● TASK
All the data should come back exactly as it was given.
— Begin —
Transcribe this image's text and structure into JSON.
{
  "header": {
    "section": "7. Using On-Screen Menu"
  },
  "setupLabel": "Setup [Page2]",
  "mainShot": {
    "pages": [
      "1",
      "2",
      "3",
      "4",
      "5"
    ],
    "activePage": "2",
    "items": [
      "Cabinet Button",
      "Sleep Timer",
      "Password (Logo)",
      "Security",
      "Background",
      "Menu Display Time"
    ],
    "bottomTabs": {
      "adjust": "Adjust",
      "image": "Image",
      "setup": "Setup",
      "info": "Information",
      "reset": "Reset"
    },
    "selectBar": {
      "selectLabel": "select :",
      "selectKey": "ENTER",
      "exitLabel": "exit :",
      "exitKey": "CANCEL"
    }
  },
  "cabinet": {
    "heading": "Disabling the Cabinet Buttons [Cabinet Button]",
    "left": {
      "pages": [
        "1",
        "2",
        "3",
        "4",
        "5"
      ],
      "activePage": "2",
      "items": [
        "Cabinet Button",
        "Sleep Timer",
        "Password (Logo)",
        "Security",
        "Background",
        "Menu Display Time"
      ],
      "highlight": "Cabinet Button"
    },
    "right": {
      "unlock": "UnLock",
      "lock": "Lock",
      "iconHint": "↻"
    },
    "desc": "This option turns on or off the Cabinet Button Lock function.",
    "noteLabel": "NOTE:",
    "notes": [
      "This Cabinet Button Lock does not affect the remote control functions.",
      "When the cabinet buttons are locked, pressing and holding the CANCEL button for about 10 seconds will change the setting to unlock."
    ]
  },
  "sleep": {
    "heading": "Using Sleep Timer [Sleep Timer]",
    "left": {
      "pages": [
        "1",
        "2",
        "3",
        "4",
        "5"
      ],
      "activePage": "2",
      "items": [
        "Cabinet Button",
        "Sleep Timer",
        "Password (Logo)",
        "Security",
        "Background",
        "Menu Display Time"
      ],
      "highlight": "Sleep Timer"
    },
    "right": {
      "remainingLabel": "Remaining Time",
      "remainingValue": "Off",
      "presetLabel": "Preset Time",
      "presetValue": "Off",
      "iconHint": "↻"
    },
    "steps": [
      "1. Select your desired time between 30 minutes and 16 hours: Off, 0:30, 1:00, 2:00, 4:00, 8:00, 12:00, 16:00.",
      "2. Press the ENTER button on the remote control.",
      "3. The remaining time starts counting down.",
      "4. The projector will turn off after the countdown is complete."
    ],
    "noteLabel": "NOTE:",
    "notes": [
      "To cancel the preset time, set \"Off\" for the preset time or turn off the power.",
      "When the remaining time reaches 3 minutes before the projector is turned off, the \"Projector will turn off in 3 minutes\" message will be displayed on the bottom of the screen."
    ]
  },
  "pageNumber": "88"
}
— End —
● SOLUTION BELOW
Transcribe this image's text and structure into JSON.
{
  "header": {
    "section": "7. Using On-Screen Menu"
  },
  "setupLabel": "Setup [Page2]",
  "mainShot": {
    "pages": [
      "1",
      "2",
      "3",
      "4",
      "5"
    ],
    "activePage": "2",
    "items": [
      "Cabinet Button",
      "Sleep Timer",
      "Password (Logo)",
      "Security",
      "Background",
      "Menu Display Time"
    ],
    "bottomTabs": {
      "adjust": "Adjust",
      "image": "Image",
      "setup": "Setup",
      "info": "Information",
      "reset": "Reset"
    },
    "selectBar": {
      "selectLabel": "select :",
      "selectKey": "ENTER",
      "exitLabel": "exit :",
      "exitKey": "CANCEL"
    }
  },
  "cabinet": {
    "heading": "Disabling the Cabinet Buttons [Cabinet Button]",
    "left": {
      "pages": [
        "1",
        "2",
        "3",
        "4",
        "5"
      ],
      "activePage": "2",
      "items": [
        "Cabinet Button",
        "Sleep Timer",
        "Password (Logo)",
        "Security",
        "Background",
        "Menu Display Time"
      ],
      "highlight": "Cabinet Button"
    },
    "right": {
      "unlock": "UnLock",
      "lock": "Lock",
      "iconHint": "↻"
    },
    "desc": "This option turns on or off the Cabinet Button Lock function.",
    "noteLabel": "NOTE:",
    "notes": [
      "This Cabinet Button Lock does not affect the remote control functions.",
      "When the cabinet buttons are locked, pressing and holding the CANCEL button for about 10 seconds will change the setting to unlock."
    ]
  },
  "sleep": {
    "heading": "Using Sleep Timer [Sleep Timer]",
    "left": {
      "pages": [
        "1",
        "2",
        "3",
        "4",
        "5"
      ],
      "activePage": "2",
      "items": [
        "Cabinet Button",
        "Sleep Timer",
        "Password (Logo)",
        "Security",
        "Background",
        "Menu Display Time"
      ],
      "highlight": "Sleep Timer"
    },
    "right": {
      "remainingLabel": "Remaining Time",
      "remainingValue": "Off",
      "presetLabel": "Preset Time",
      "presetValue": "Off",
      "iconHint": "↻"
    },
    "steps": [
      "1. Select your desired time between 30 minutes and 16 hours: Off, 0:30, 1:00, 2:00, 4:00, 8:00, 12:00, 16:00.",
      "2. Press the ENTER button on the remote control.",
      "3. The remaining time starts counting down.",
      "4. The projector will turn off after the countdown is complete."
    ],
    "noteLabel": "NOTE:",
    "notes": [
      "To cancel the preset time, set \"Off\" for the preset time or turn off the power.",
      "When the remaining time reaches 3 minutes before the projector is turned off, the \"Projector will turn off in 3 minutes\" message will be displayed on the bottom of the screen."
    ]
  },
  "pageNumber": "88"
}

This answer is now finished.